Request:
Write out the records beneath this line exactly as they appear, minus any images.

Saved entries
_____
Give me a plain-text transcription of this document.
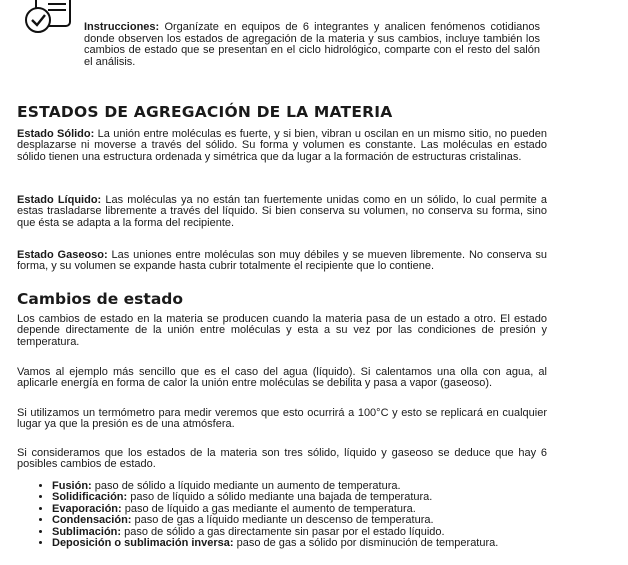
Instrucciones: Organízate en equipos de 6 integrantes y analicen fenómenos cotidianos donde observen los estados de agregación de la materia y sus cambios, incluye también los cambios de estado que se presentan en el ciclo hidrológico, comparte con el resto del salón el análisis.
ESTADOS DE AGREGACIÓN DE LA MATERIA
Estado Sólido: La unión entre moléculas es fuerte, y si bien, vibran u oscilan en un mismo sitio, no pueden desplazarse ni moverse a través del sólido. Su forma y volumen es constante. Las moléculas en estado sólido tienen una estructura ordenada y simétrica que da lugar a la formación de estructuras cristalinas.
Estado Líquido: Las moléculas ya no están tan fuertemente unidas como en un sólido, lo cual permite a estas trasladarse libremente a través del líquido. Si bien conserva su volumen, no conserva su forma, sino que ésta se adapta a la forma del recipiente.
Estado Gaseoso: Las uniones entre moléculas son muy débiles y se mueven libremente. No conserva su forma, y su volumen se expande hasta cubrir totalmente el recipiente que lo contiene.
Cambios de estado
Los cambios de estado en la materia se producen cuando la materia pasa de un estado a otro. El estado depende directamente de la unión entre moléculas y esta a su vez por las condiciones de presión y temperatura.
Vamos al ejemplo más sencillo que es el caso del agua (líquido). Si calentamos una olla con agua, al aplicarle energía en forma de calor la unión entre moléculas se debilita y pasa a vapor (gaseoso).
Si utilizamos un termómetro para medir veremos que esto ocurrirá a 100°C y esto se replicará en cualquier lugar ya que la presión es de una atmósfera.
Si consideramos que los estados de la materia son tres sólido, líquido y gaseoso se deduce que hay 6 posibles cambios de estado.
• Fusión: paso de sólido a líquido mediante un aumento de temperatura.
• Solidificación: paso de líquido a sólido mediante una bajada de temperatura.
• Evaporación: paso de líquido a gas mediante el aumento de temperatura.
• Condensación: paso de gas a líquido mediante un descenso de temperatura.
• Sublimación: paso de sólido a gas directamente sin pasar por el estado líquido.
• Deposición o sublimación inversa: paso de gas a sólido por disminución de temperatura.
_____
Full output:
Give me a plain-text transcription of this document.
Instrucciones: Organízate en equipos de 6 integrantes y analicen fenómenos cotidianos donde observen los estados de agregación de la materia y sus cambios, incluye también los cambios de estado que se presentan en el ciclo hidrológico, comparte con el resto del salón el análisis.
ESTADOS DE AGREGACIÓN DE LA MATERIA
Estado Sólido: La unión entre moléculas es fuerte, y si bien, vibran u oscilan en un mismo sitio, no pueden desplazarse ni moverse a través del sólido. Su forma y volumen es constante. Las moléculas en estado sólido tienen una estructura ordenada y simétrica que da lugar a la formación de estructuras cristalinas.
Estado Líquido: Las moléculas ya no están tan fuertemente unidas como en un sólido, lo cual permite a estas trasladarse libremente a través del líquido. Si bien conserva su volumen, no conserva su forma, sino que ésta se adapta a la forma del recipiente.
Estado Gaseoso: Las uniones entre moléculas son muy débiles y se mueven libremente. No conserva su forma, y su volumen se expande hasta cubrir totalmente el recipiente que lo contiene.
Cambios de estado
Los cambios de estado en la materia se producen cuando la materia pasa de un estado a otro. El estado depende directamente de la unión entre moléculas y esta a su vez por las condiciones de presión y temperatura.
Vamos al ejemplo más sencillo que es el caso del agua (líquido). Si calentamos una olla con agua, al aplicarle energía en forma de calor la unión entre moléculas se debilita y pasa a vapor (gaseoso).
Si utilizamos un termómetro para medir veremos que esto ocurrirá a 100°C y esto se replicará en cualquier lugar ya que la presión es de una atmósfera.
Si consideramos que los estados de la materia son tres sólido, líquido y gaseoso se deduce que hay 6 posibles cambios de estado.
• Fusión: paso de sólido a líquido mediante un aumento de temperatura.
• Solidificación: paso de líquido a sólido mediante una bajada de temperatura.
• Evaporación: paso de líquido a gas mediante el aumento de temperatura.
• Condensación: paso de gas a líquido mediante un descenso de temperatura.
• Sublimación: paso de sólido a gas directamente sin pasar por el estado líquido.
• Deposición o sublimación inversa: paso de gas a sólido por disminución de temperatura.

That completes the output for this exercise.